### Task details
Quote the records beneath, complete and exact. Leave out images.
╭──
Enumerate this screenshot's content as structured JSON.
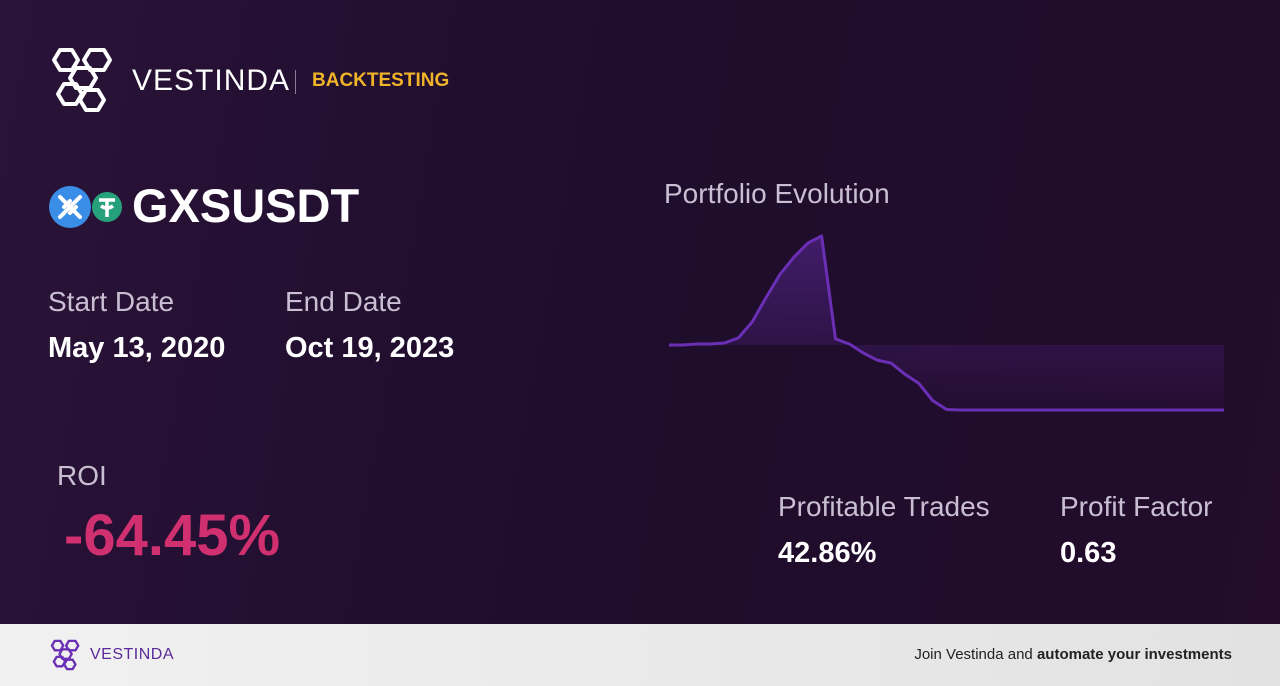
{
  "header": {
    "brand": "VESTINDA",
    "section": "BACKTESTING"
  },
  "asset": {
    "symbol": "GXSUSDT"
  },
  "dates": {
    "start_label": "Start Date",
    "start": "May 13, 2020",
    "end_label": "End Date",
    "end": "Oct 19, 2023"
  },
  "chart_data": {
    "type": "line",
    "title": "Portfolio Evolution",
    "color": "#6b2fb5",
    "values": [
      100,
      100,
      101,
      101,
      102,
      107,
      123,
      147,
      170,
      187,
      201,
      208,
      106,
      101,
      92,
      85,
      82,
      71,
      62,
      45,
      36,
      35.55,
      35.55,
      35.55,
      35.55,
      35.55,
      35.55,
      35.55,
      35.55,
      35.55,
      35.55,
      35.55,
      35.55,
      35.55,
      35.55,
      35.55,
      35.55,
      35.55,
      35.55,
      35.55,
      35.55
    ]
  },
  "roi": {
    "label": "ROI",
    "value": "-64.45%"
  },
  "stats": {
    "profitable_label": "Profitable Trades",
    "profitable": "42.86%",
    "factor_label": "Profit Factor",
    "factor": "0.63"
  },
  "footer": {
    "brand": "VESTINDA",
    "text": "Join Vestinda and",
    "bold": "automate your investments"
  }
}
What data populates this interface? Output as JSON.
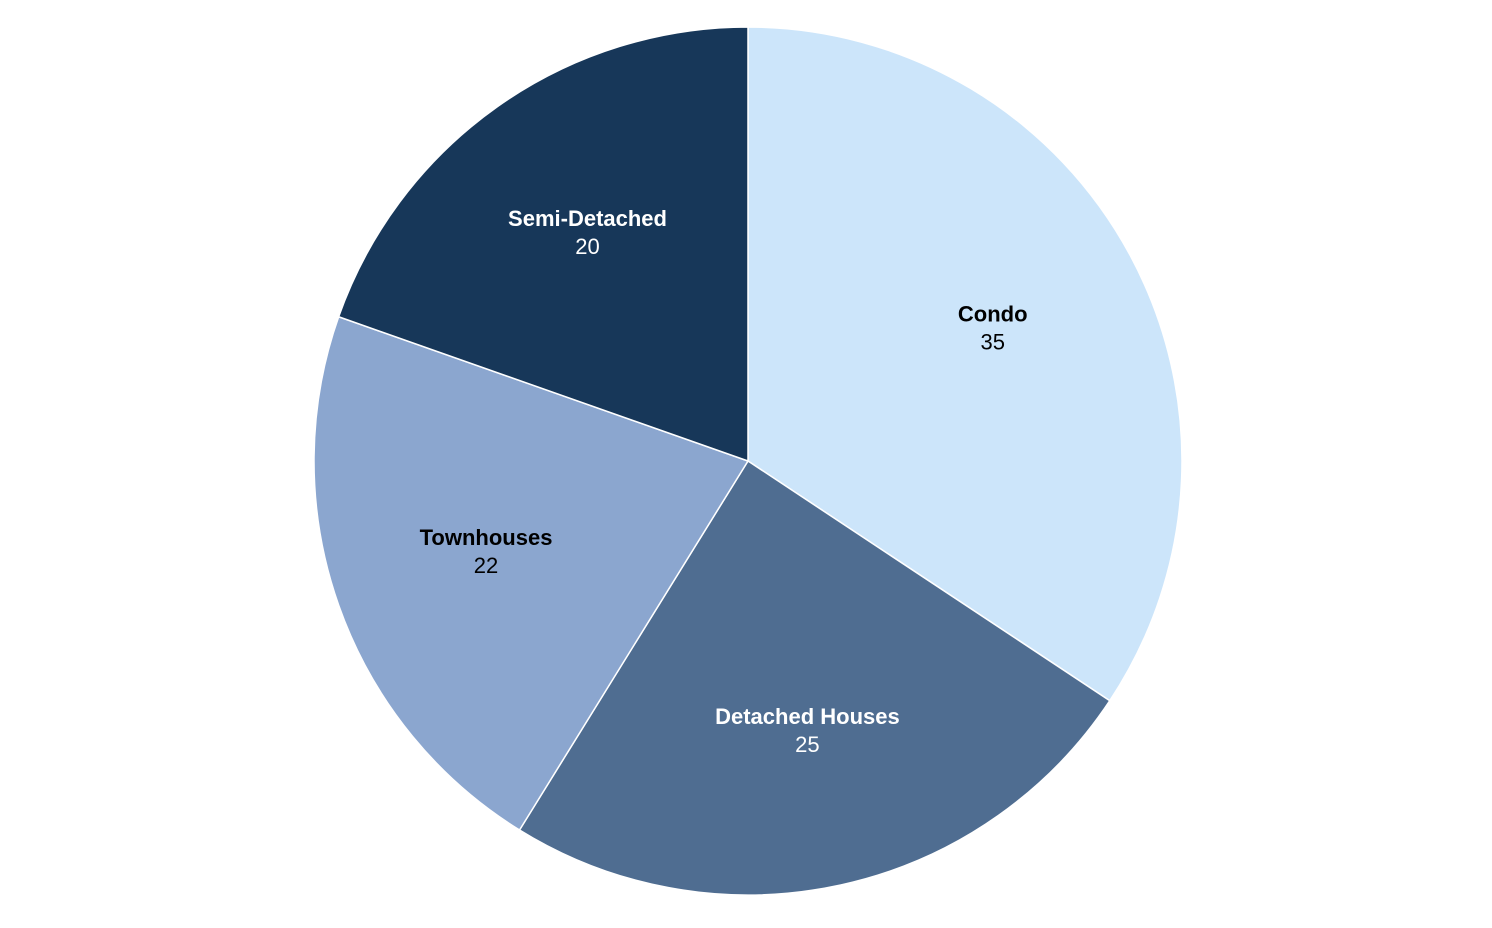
{
  "chart_data": {
    "type": "pie",
    "categories": [
      "Condo",
      "Detached Houses",
      "Townhouses",
      "Semi-Detached"
    ],
    "values": [
      35,
      25,
      22,
      20
    ],
    "colors": [
      "#cce5fa",
      "#4f6d91",
      "#8ba6cf",
      "#173759"
    ]
  }
}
╰──
### Exercise answer
Enumerate this screenshot's content as structured JSON.
{
  "header": {
    "brand": "VESTINDA",
    "section": "BACKTESTING"
  },
  "asset": {
    "symbol": "GXSUSDT"
  },
  "dates": {
    "start_label": "Start Date",
    "start": "May 13, 2020",
    "end_label": "End Date",
    "end": "Oct 19, 2023"
  },
  "chart_data": {
    "type": "line",
    "title": "Portfolio Evolution",
    "color": "#6b2fb5",
    "values": [
      100,
      100,
      101,
      101,
      102,
      107,
      123,
      147,
      170,
      187,
      201,
      208,
      106,
      101,
      92,
      85,
      82,
      71,
      62,
      45,
      36,
      35.55,
      35.55,
      35.55,
      35.55,
      35.55,
      35.55,
      35.55,
      35.55,
      35.55,
      35.55,
      35.55,
      35.55,
      35.55,
      35.55,
      35.55,
      35.55,
      35.55,
      35.55,
      35.55,
      35.55
    ]
  },
  "roi": {
    "label": "ROI",
    "value": "-64.45%"
  },
  "stats": {
    "profitable_label": "Profitable Trades",
    "profitable": "42.86%",
    "factor_label": "Profit Factor",
    "factor": "0.63"
  },
  "footer": {
    "brand": "VESTINDA",
    "text": "Join Vestinda and",
    "bold": "automate your investments"
  }
}
What data populates this interface? Output as JSON.
{
  "chart_data": {
    "type": "pie",
    "categories": [
      "Condo",
      "Detached Houses",
      "Townhouses",
      "Semi-Detached"
    ],
    "values": [
      35,
      25,
      22,
      20
    ],
    "colors": [
      "#cce5fa",
      "#4f6d91",
      "#8ba6cf",
      "#173759"
    ]
  }
}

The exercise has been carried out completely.